▶ Task prompt:
Your task is to locate every line holding the string "icon" and to copy each of them.

[Items from a figure collection]

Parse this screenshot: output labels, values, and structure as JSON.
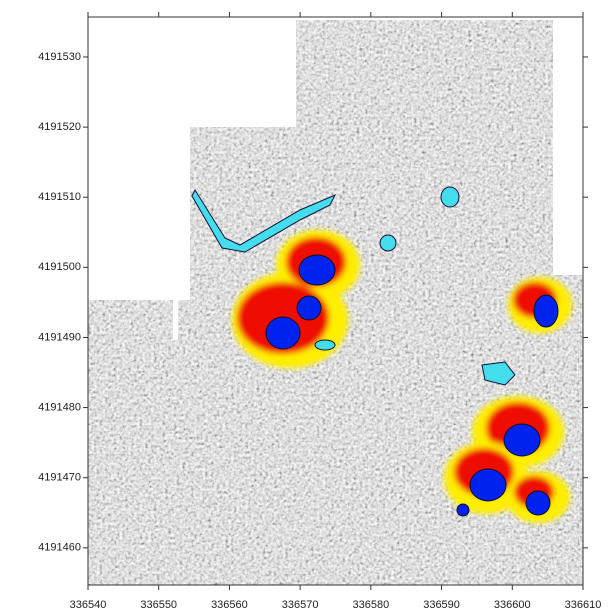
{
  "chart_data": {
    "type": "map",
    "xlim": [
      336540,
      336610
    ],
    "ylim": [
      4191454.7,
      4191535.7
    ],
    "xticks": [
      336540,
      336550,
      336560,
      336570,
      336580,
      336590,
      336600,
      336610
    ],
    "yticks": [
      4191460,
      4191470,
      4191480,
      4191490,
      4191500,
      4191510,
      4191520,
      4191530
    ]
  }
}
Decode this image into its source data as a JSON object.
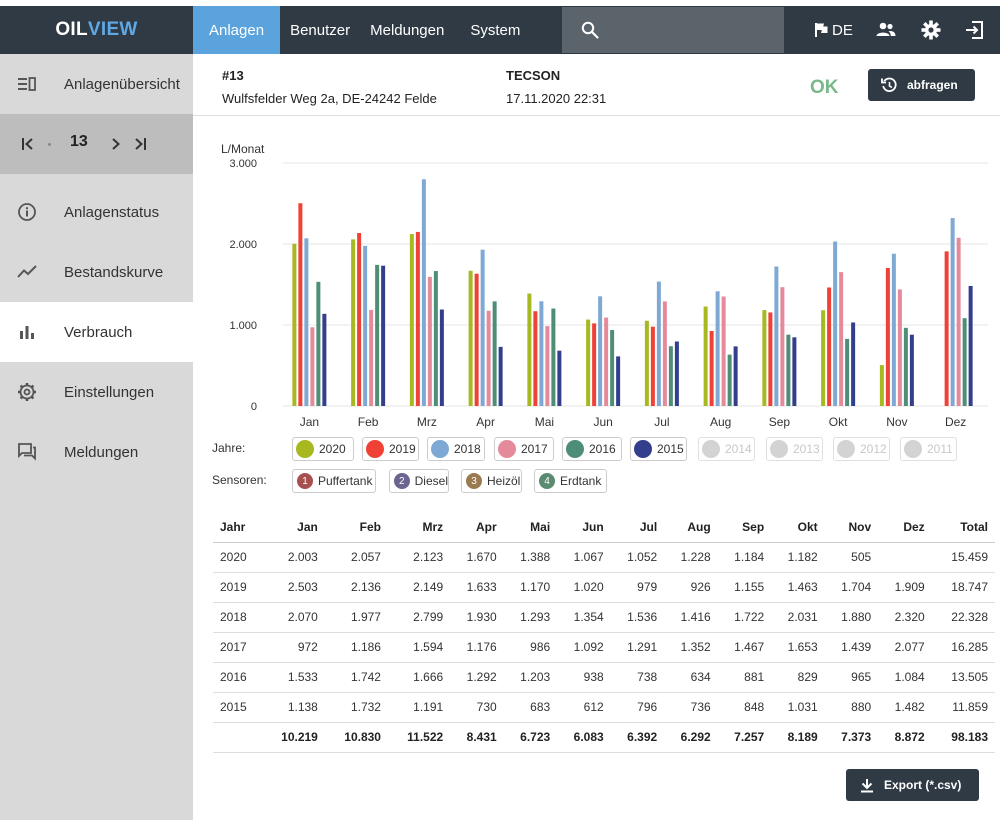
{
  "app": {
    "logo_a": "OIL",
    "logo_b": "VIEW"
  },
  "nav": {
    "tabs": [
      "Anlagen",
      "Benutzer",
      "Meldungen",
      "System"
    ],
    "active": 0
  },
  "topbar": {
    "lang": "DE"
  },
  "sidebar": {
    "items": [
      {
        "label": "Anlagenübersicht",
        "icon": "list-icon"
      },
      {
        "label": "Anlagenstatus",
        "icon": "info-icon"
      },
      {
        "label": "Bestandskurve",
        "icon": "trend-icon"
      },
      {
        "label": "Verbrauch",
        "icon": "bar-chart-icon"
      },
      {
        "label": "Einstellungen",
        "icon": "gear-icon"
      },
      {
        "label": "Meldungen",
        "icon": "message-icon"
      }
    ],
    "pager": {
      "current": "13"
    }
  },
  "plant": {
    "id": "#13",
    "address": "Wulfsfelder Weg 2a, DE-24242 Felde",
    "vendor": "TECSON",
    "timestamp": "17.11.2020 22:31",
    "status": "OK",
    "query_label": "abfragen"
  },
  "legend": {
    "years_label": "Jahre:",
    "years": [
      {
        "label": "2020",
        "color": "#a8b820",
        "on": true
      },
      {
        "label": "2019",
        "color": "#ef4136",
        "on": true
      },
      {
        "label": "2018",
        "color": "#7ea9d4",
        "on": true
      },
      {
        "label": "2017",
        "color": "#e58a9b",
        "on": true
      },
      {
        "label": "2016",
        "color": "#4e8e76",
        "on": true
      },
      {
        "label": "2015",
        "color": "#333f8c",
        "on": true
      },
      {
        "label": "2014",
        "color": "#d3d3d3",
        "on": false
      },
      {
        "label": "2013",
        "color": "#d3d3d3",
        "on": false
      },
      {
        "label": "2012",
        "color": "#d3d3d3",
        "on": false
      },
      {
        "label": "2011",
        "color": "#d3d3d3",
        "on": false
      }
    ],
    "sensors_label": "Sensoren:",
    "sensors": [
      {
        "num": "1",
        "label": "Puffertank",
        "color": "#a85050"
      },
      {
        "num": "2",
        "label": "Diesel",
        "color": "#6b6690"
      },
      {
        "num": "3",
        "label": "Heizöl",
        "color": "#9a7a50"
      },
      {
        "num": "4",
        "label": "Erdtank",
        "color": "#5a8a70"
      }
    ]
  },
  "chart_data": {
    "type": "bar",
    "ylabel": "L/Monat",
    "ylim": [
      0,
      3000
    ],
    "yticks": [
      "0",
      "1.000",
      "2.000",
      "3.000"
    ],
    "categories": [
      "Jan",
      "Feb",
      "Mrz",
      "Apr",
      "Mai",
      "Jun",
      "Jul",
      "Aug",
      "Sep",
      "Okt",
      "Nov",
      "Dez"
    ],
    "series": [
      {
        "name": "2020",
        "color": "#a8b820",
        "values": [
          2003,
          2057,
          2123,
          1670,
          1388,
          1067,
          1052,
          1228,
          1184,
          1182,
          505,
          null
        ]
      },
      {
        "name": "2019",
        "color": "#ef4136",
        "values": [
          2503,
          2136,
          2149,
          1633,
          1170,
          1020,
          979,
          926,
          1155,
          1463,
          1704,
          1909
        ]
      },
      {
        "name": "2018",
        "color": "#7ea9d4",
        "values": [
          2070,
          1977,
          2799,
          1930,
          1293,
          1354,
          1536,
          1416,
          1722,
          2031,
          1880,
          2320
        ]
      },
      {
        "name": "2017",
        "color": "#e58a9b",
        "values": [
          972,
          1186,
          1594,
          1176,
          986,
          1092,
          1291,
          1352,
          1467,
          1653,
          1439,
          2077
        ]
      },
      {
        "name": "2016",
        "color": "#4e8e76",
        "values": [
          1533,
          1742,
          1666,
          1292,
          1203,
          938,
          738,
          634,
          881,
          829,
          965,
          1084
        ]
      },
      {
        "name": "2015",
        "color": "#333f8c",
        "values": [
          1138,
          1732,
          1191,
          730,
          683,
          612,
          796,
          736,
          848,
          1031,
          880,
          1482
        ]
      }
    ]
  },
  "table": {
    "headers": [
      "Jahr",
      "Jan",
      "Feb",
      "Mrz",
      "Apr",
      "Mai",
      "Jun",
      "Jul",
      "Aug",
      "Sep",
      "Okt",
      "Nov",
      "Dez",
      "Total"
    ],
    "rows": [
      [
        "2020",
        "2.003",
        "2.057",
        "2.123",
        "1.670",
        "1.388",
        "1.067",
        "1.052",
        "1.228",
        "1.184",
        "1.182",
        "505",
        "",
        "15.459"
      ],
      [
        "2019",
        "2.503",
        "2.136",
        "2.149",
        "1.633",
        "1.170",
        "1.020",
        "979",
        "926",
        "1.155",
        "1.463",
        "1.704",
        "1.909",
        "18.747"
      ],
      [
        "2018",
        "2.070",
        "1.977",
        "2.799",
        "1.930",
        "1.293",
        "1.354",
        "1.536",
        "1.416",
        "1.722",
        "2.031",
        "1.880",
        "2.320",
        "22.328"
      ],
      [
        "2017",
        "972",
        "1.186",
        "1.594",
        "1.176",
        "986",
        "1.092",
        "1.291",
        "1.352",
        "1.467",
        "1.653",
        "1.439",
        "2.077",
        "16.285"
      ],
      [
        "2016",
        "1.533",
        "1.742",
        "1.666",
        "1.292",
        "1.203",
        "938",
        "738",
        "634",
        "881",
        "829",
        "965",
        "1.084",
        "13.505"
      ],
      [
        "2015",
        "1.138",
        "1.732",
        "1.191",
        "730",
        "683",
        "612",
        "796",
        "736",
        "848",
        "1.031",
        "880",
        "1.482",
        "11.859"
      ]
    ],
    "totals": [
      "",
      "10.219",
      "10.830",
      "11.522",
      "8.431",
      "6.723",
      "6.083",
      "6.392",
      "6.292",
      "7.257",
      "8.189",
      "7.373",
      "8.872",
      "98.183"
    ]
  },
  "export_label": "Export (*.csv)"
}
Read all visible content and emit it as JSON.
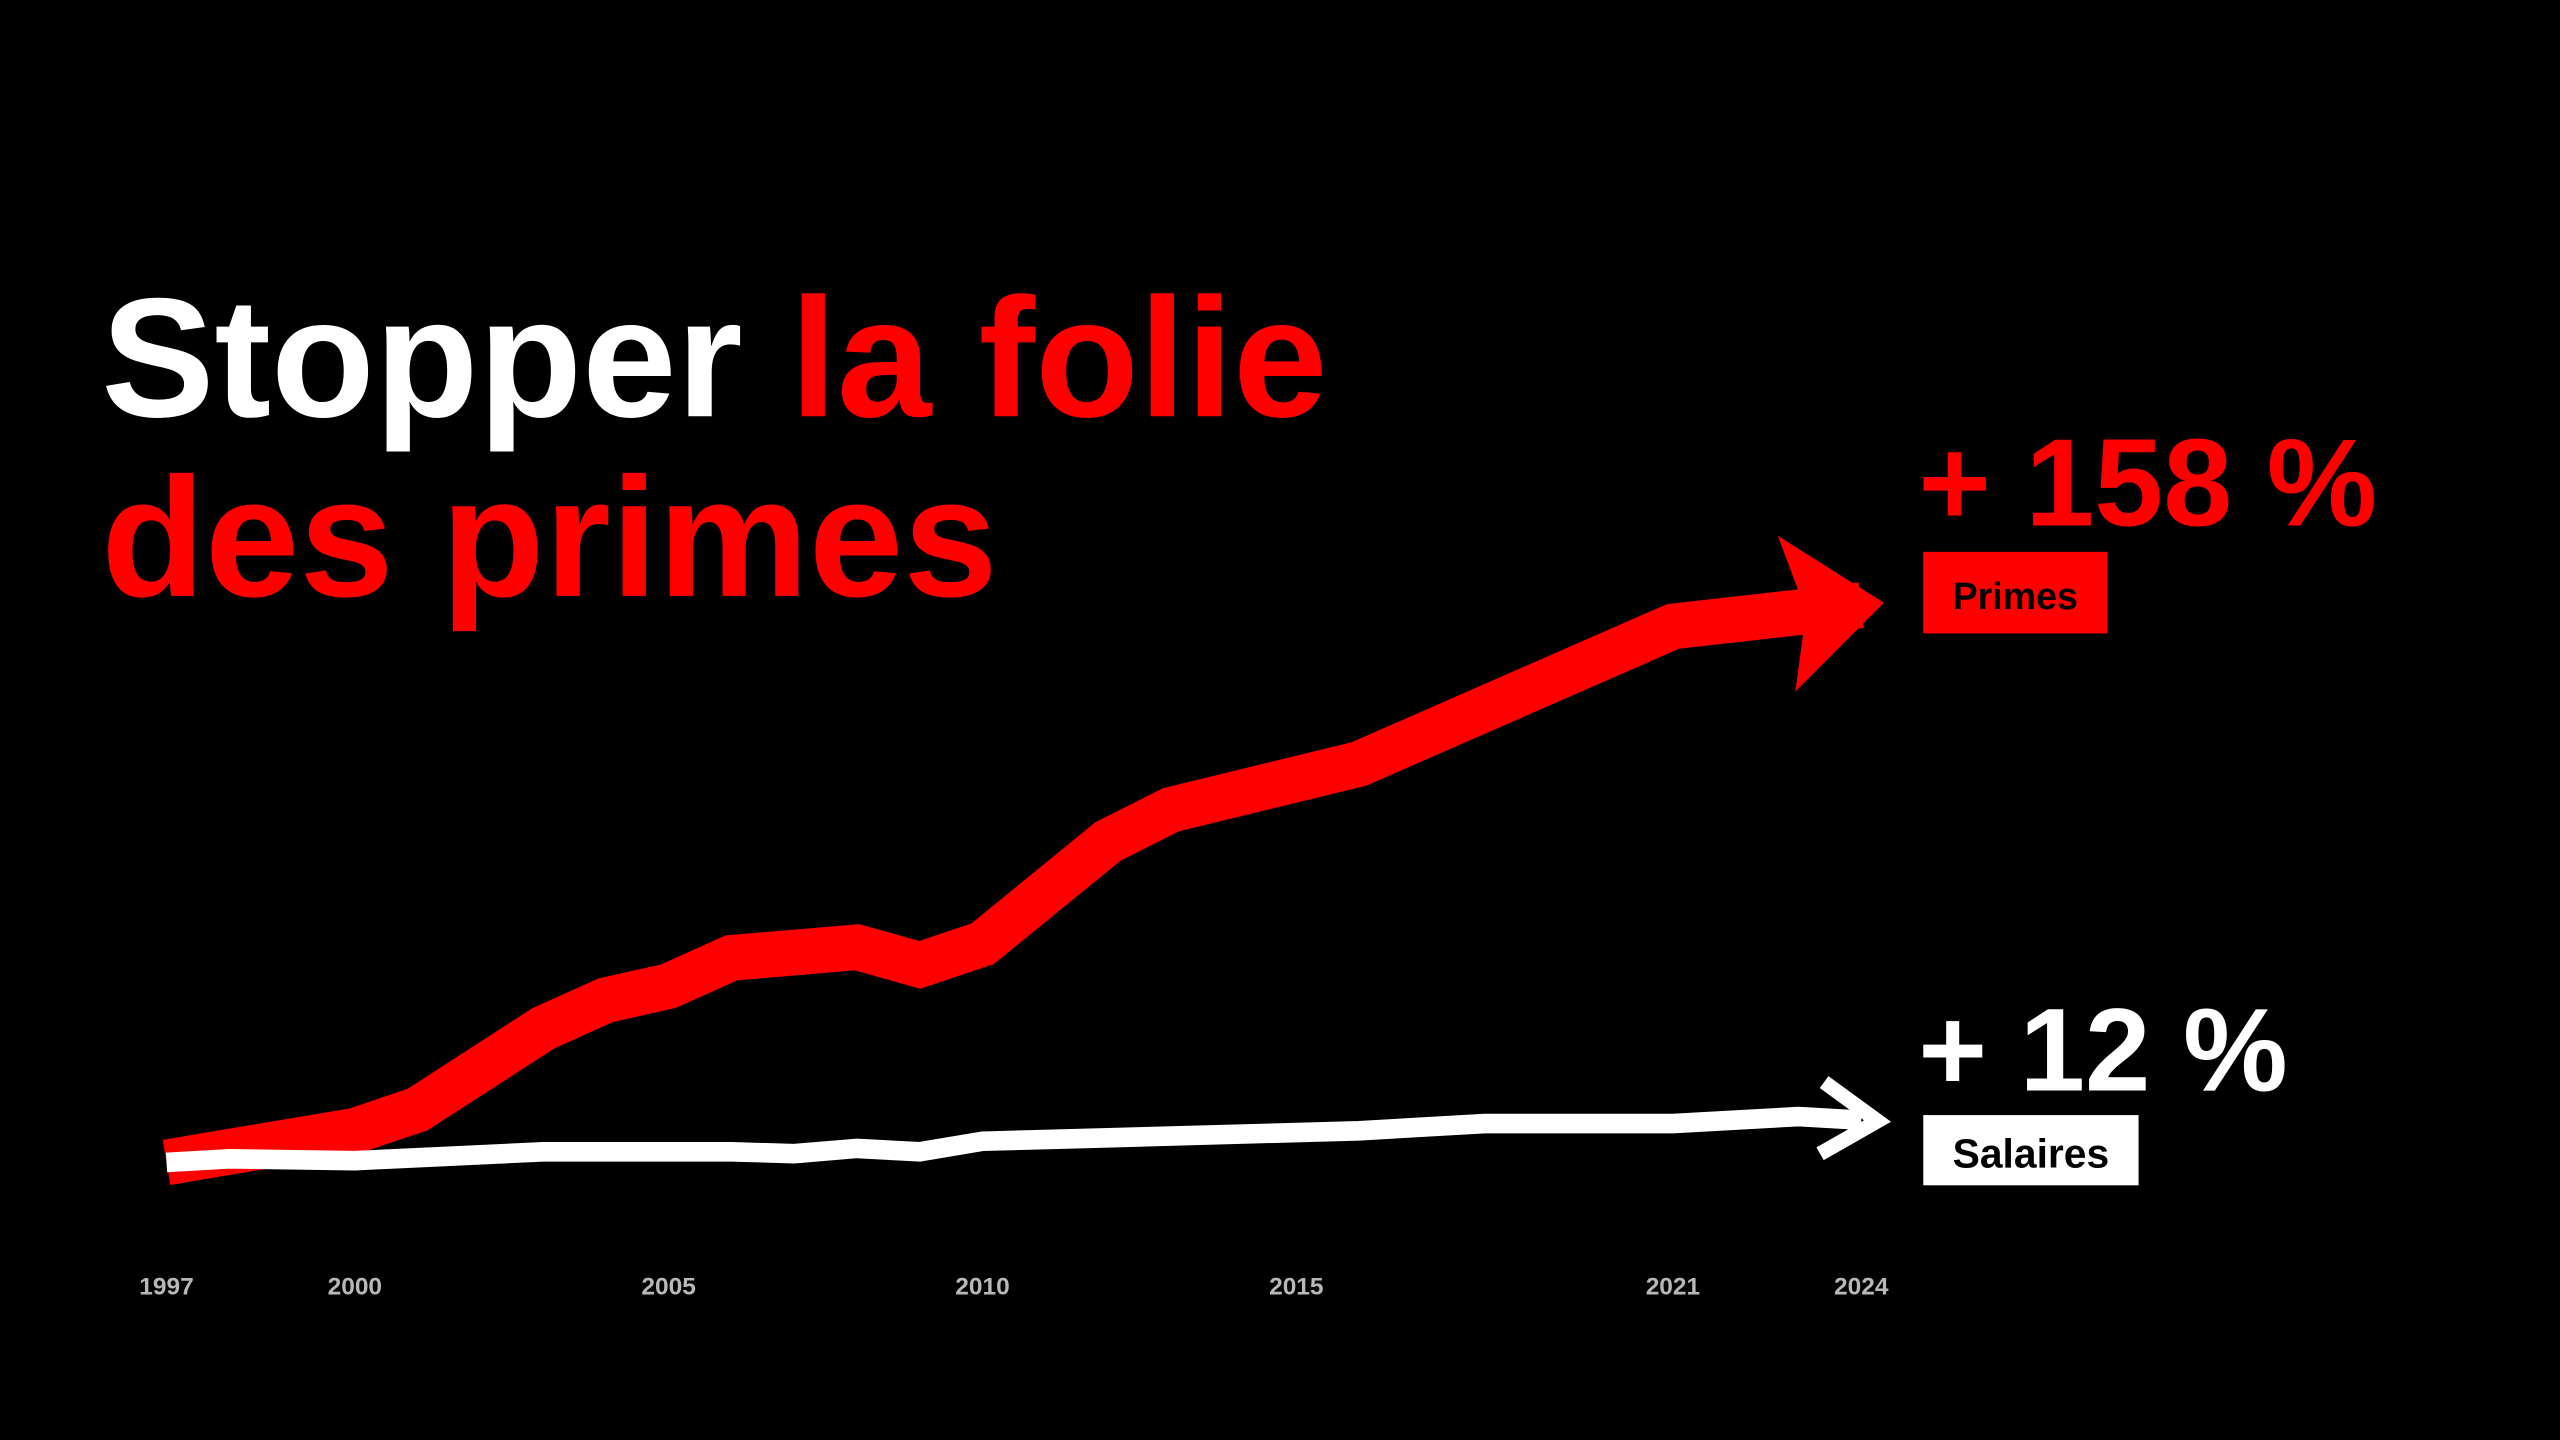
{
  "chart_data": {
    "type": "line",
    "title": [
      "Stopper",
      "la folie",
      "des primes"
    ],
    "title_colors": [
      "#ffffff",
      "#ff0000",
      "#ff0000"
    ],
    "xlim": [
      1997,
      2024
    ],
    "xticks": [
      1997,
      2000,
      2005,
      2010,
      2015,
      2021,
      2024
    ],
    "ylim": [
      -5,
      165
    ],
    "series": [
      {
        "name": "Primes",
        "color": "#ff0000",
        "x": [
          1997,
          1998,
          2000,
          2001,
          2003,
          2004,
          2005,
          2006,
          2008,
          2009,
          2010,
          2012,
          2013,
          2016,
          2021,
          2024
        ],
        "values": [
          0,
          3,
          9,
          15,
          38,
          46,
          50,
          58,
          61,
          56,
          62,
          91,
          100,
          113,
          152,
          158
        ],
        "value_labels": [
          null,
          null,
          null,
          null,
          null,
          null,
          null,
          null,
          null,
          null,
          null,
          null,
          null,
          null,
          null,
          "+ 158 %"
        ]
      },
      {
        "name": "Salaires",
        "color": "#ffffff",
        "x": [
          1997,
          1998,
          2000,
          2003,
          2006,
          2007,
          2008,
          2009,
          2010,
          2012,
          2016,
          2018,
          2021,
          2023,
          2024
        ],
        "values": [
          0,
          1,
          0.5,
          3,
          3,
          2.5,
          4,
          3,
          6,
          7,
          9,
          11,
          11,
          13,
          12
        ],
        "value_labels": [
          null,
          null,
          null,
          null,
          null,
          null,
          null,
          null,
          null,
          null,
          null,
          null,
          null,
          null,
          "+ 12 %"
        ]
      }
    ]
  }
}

▶ Reply to the task:
        "icon": "list-icon"
        "icon": "info-icon"
        "icon": "trend-icon"
        "icon": "bar-chart-icon"
        "icon": "gear-icon"
        "icon": "message-icon"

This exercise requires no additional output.